[BEGIN]

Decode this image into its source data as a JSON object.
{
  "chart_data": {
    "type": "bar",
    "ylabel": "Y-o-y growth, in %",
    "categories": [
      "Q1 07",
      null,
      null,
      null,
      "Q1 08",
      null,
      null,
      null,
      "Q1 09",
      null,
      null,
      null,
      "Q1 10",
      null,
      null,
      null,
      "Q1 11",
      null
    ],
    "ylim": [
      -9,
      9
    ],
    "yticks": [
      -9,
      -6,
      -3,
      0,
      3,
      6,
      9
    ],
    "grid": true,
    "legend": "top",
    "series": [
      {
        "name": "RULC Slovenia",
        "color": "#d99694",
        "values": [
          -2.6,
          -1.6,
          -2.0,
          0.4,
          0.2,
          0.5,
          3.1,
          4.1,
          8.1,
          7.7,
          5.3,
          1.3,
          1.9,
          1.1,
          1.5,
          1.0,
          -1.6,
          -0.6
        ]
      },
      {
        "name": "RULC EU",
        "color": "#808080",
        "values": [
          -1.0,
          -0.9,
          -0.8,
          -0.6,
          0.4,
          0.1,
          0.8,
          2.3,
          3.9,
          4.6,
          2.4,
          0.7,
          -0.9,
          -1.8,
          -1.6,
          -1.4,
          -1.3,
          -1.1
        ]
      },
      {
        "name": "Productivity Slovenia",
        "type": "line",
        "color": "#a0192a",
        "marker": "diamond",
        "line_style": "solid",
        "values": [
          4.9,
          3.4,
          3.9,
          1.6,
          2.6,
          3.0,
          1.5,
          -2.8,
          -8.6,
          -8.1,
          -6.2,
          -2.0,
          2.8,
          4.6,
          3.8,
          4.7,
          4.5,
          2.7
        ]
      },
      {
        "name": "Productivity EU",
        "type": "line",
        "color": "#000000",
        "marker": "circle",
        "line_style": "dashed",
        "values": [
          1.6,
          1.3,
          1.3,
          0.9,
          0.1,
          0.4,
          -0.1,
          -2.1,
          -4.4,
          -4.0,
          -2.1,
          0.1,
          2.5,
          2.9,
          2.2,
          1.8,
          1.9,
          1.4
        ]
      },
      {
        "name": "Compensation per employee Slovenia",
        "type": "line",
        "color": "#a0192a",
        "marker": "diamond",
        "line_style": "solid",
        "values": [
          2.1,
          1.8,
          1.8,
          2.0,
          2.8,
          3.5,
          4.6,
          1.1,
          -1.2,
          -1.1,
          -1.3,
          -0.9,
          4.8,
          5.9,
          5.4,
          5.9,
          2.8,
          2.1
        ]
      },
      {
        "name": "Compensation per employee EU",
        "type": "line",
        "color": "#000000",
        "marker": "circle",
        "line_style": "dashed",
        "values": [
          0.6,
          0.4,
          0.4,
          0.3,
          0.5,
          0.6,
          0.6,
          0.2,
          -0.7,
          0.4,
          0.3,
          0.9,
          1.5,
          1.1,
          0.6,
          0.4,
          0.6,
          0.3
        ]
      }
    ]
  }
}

[END]

== Task objective ==
Each line above is to be repeated exactly.

== Response to the exercise ==
Decode this image into its source data as a JSON object.
{
  "chart_data": {
    "type": "bar",
    "ylabel": "Y-o-y growth, in %",
    "categories": [
      "Q1 07",
      null,
      null,
      null,
      "Q1 08",
      null,
      null,
      null,
      "Q1 09",
      null,
      null,
      null,
      "Q1 10",
      null,
      null,
      null,
      "Q1 11",
      null
    ],
    "ylim": [
      -9,
      9
    ],
    "yticks": [
      -9,
      -6,
      -3,
      0,
      3,
      6,
      9
    ],
    "grid": true,
    "legend": "top",
    "series": [
      {
        "name": "RULC Slovenia",
        "color": "#d99694",
        "values": [
          -2.6,
          -1.6,
          -2.0,
          0.4,
          0.2,
          0.5,
          3.1,
          4.1,
          8.1,
          7.7,
          5.3,
          1.3,
          1.9,
          1.1,
          1.5,
          1.0,
          -1.6,
          -0.6
        ]
      },
      {
        "name": "RULC EU",
        "color": "#808080",
        "values": [
          -1.0,
          -0.9,
          -0.8,
          -0.6,
          0.4,
          0.1,
          0.8,
          2.3,
          3.9,
          4.6,
          2.4,
          0.7,
          -0.9,
          -1.8,
          -1.6,
          -1.4,
          -1.3,
          -1.1
        ]
      },
      {
        "name": "Productivity Slovenia",
        "type": "line",
        "color": "#a0192a",
        "marker": "diamond",
        "line_style": "solid",
        "values": [
          4.9,
          3.4,
          3.9,
          1.6,
          2.6,
          3.0,
          1.5,
          -2.8,
          -8.6,
          -8.1,
          -6.2,
          -2.0,
          2.8,
          4.6,
          3.8,
          4.7,
          4.5,
          2.7
        ]
      },
      {
        "name": "Productivity EU",
        "type": "line",
        "color": "#000000",
        "marker": "circle",
        "line_style": "dashed",
        "values": [
          1.6,
          1.3,
          1.3,
          0.9,
          0.1,
          0.4,
          -0.1,
          -2.1,
          -4.4,
          -4.0,
          -2.1,
          0.1,
          2.5,
          2.9,
          2.2,
          1.8,
          1.9,
          1.4
        ]
      },
      {
        "name": "Compensation per employee Slovenia",
        "type": "line",
        "color": "#a0192a",
        "marker": "diamond",
        "line_style": "solid",
        "values": [
          2.1,
          1.8,
          1.8,
          2.0,
          2.8,
          3.5,
          4.6,
          1.1,
          -1.2,
          -1.1,
          -1.3,
          -0.9,
          4.8,
          5.9,
          5.4,
          5.9,
          2.8,
          2.1
        ]
      },
      {
        "name": "Compensation per employee EU",
        "type": "line",
        "color": "#000000",
        "marker": "circle",
        "line_style": "dashed",
        "values": [
          0.6,
          0.4,
          0.4,
          0.3,
          0.5,
          0.6,
          0.6,
          0.2,
          -0.7,
          0.4,
          0.3,
          0.9,
          1.5,
          1.1,
          0.6,
          0.4,
          0.6,
          0.3
        ]
      }
    ]
  }
}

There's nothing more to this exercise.